WRITTEN PROBLEM
Go through the records and copy each line where the word "coefficient" occurs.

MATERIAL SHOWN

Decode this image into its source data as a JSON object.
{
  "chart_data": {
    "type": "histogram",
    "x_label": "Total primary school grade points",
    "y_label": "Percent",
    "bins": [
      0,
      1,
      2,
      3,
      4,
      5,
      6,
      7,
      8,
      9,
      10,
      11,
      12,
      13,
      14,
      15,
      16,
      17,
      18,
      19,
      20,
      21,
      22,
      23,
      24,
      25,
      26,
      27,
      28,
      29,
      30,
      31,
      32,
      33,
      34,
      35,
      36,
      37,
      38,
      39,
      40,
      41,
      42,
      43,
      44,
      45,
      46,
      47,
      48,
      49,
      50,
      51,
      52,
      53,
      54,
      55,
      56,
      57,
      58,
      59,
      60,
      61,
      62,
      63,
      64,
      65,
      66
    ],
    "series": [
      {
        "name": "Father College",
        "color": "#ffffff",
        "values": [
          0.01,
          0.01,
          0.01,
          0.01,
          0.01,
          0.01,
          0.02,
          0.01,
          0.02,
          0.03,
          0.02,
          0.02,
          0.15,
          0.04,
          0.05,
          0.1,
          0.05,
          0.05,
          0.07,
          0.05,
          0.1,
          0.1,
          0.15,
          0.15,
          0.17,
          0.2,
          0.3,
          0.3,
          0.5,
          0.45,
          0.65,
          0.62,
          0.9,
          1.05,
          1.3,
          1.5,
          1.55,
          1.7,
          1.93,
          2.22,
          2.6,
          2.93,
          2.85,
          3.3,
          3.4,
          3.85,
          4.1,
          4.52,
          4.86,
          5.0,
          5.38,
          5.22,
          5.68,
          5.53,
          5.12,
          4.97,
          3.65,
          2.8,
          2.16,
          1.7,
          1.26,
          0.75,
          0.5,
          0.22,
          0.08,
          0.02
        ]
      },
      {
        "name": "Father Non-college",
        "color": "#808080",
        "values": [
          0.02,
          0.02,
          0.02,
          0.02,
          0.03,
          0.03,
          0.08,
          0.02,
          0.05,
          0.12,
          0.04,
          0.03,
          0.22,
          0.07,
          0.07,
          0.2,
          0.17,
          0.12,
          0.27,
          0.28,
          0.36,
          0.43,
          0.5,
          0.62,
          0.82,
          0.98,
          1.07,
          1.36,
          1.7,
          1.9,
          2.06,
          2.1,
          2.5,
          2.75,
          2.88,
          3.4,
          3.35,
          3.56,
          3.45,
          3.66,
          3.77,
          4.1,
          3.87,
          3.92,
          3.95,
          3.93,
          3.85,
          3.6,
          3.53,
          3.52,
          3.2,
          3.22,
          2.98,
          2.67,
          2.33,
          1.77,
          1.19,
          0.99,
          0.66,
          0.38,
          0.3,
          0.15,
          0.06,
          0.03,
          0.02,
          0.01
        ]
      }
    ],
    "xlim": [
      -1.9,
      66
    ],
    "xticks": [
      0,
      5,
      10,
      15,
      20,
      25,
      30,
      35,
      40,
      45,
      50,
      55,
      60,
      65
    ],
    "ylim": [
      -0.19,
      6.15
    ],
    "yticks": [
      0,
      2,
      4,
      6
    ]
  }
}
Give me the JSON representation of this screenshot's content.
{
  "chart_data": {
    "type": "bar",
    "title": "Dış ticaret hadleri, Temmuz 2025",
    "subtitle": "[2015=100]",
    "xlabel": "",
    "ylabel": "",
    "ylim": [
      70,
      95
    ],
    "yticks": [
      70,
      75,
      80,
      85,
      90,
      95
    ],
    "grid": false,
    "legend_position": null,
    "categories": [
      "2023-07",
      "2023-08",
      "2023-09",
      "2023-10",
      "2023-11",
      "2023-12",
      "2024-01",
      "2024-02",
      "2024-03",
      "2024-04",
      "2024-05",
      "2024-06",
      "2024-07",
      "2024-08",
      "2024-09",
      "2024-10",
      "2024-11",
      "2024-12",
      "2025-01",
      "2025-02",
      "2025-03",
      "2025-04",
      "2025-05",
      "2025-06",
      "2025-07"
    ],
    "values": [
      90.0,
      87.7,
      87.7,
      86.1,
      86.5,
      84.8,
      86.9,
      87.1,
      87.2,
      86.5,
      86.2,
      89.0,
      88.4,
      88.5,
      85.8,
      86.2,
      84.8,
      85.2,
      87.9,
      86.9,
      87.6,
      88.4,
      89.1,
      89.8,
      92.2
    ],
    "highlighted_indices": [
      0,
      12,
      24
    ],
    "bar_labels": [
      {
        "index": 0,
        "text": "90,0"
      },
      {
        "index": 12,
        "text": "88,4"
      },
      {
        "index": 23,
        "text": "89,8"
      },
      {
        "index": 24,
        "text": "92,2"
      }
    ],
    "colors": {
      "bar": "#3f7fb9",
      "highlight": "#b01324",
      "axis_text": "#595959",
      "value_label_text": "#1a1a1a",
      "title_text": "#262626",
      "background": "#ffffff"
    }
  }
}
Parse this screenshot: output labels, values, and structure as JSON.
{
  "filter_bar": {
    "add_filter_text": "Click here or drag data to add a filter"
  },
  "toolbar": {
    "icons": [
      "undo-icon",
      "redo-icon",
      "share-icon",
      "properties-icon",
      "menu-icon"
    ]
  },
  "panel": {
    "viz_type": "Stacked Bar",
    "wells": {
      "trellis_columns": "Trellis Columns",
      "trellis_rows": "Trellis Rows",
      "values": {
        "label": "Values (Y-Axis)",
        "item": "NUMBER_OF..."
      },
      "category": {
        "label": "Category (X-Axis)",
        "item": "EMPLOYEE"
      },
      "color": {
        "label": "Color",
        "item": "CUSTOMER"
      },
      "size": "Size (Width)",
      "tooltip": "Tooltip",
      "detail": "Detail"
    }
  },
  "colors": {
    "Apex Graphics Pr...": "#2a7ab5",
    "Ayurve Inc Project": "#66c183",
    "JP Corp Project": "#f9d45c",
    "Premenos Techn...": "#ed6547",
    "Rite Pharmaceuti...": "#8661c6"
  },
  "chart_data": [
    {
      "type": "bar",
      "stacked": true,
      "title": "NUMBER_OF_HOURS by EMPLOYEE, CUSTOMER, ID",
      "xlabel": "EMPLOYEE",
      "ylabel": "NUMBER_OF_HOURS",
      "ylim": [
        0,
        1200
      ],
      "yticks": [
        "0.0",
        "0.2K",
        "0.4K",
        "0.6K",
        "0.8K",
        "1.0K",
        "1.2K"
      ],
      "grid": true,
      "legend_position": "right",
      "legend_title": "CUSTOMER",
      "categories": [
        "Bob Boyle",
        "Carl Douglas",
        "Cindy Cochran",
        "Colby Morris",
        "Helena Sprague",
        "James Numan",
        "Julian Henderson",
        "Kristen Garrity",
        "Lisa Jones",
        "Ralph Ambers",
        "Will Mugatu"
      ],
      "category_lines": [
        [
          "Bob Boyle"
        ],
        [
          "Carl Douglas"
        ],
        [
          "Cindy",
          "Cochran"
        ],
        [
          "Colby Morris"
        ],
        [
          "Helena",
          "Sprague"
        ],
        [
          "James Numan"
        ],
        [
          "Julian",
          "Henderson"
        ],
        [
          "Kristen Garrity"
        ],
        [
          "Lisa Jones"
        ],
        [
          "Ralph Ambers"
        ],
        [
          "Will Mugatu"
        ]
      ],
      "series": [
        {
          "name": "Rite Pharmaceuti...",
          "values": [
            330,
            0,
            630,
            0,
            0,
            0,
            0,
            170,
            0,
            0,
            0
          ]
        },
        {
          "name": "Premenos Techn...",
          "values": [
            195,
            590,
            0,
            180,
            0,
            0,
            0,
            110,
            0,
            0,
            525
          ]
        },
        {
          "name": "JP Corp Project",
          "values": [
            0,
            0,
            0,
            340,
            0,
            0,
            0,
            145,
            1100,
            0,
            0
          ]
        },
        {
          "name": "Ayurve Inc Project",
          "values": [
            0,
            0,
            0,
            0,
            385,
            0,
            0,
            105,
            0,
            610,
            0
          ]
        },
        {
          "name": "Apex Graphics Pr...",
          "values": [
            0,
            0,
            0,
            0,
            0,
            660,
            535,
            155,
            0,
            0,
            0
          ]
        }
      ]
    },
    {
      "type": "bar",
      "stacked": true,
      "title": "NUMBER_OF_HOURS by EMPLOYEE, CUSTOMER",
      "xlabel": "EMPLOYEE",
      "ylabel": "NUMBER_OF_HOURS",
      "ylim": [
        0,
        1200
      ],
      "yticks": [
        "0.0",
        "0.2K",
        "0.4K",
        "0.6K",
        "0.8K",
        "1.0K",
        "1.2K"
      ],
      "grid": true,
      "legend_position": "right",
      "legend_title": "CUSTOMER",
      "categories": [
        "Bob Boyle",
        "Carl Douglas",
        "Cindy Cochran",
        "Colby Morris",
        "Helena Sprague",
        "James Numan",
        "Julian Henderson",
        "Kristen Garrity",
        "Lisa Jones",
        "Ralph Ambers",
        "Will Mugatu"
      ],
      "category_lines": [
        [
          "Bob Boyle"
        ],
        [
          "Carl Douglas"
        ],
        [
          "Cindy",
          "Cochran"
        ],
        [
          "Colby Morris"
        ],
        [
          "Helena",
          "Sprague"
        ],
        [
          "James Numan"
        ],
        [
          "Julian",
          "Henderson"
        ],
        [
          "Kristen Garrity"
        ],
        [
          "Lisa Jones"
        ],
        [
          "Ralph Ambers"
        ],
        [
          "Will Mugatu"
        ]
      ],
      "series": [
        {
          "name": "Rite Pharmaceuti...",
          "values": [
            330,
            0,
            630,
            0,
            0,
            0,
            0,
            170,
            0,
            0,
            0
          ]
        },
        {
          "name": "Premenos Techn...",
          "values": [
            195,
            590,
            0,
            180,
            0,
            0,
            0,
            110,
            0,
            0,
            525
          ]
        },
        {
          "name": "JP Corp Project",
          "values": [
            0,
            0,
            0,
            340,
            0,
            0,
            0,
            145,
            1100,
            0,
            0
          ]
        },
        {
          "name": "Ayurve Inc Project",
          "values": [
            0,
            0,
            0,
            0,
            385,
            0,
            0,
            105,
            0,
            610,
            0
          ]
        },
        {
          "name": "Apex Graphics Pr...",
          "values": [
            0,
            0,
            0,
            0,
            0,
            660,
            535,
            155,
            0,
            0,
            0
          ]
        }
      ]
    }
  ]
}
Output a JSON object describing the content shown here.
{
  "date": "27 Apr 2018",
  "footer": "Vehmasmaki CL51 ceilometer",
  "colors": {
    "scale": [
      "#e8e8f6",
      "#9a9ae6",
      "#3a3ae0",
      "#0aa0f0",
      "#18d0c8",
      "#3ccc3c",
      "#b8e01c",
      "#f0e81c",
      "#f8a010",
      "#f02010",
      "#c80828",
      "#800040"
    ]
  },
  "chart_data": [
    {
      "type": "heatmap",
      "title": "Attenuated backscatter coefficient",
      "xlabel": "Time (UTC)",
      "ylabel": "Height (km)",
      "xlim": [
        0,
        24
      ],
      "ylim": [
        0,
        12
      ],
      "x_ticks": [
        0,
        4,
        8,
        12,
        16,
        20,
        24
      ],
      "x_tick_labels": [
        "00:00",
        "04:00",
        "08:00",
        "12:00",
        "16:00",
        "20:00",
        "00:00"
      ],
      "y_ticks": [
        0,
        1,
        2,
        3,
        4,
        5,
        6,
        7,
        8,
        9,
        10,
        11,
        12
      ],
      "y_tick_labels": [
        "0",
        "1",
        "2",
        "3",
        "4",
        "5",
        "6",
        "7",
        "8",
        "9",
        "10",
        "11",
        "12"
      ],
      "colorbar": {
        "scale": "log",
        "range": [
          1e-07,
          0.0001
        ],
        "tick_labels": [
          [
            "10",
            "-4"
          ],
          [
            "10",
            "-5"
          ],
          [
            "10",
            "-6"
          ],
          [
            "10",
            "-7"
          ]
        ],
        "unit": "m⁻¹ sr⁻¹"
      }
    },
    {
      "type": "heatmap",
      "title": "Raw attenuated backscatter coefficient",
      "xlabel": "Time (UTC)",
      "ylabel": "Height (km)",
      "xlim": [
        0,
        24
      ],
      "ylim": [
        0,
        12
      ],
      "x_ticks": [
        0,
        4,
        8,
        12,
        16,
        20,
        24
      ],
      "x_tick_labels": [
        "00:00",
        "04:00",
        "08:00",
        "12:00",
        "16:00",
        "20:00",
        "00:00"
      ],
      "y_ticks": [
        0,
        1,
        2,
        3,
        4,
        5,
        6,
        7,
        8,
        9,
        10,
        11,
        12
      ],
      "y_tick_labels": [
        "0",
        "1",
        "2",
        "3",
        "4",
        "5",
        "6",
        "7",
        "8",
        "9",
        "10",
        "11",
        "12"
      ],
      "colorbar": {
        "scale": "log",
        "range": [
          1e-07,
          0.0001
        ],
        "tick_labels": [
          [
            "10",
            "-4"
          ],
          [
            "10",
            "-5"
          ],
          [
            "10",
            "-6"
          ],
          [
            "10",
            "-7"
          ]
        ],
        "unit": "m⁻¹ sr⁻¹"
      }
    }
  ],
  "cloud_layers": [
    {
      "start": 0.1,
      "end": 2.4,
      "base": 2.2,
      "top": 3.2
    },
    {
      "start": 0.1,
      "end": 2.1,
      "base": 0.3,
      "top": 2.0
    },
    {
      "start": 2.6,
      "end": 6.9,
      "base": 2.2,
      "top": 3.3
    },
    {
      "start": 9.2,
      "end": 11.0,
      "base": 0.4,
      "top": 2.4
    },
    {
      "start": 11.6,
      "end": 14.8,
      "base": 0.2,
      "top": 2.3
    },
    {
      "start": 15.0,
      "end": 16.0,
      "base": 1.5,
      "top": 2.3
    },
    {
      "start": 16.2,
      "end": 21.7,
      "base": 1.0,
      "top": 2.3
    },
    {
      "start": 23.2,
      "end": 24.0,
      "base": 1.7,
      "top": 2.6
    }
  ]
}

OUTPUT FOR THIS TASK
      "title": "Attenuated backscatter coefficient",
      "title": "Raw attenuated backscatter coefficient",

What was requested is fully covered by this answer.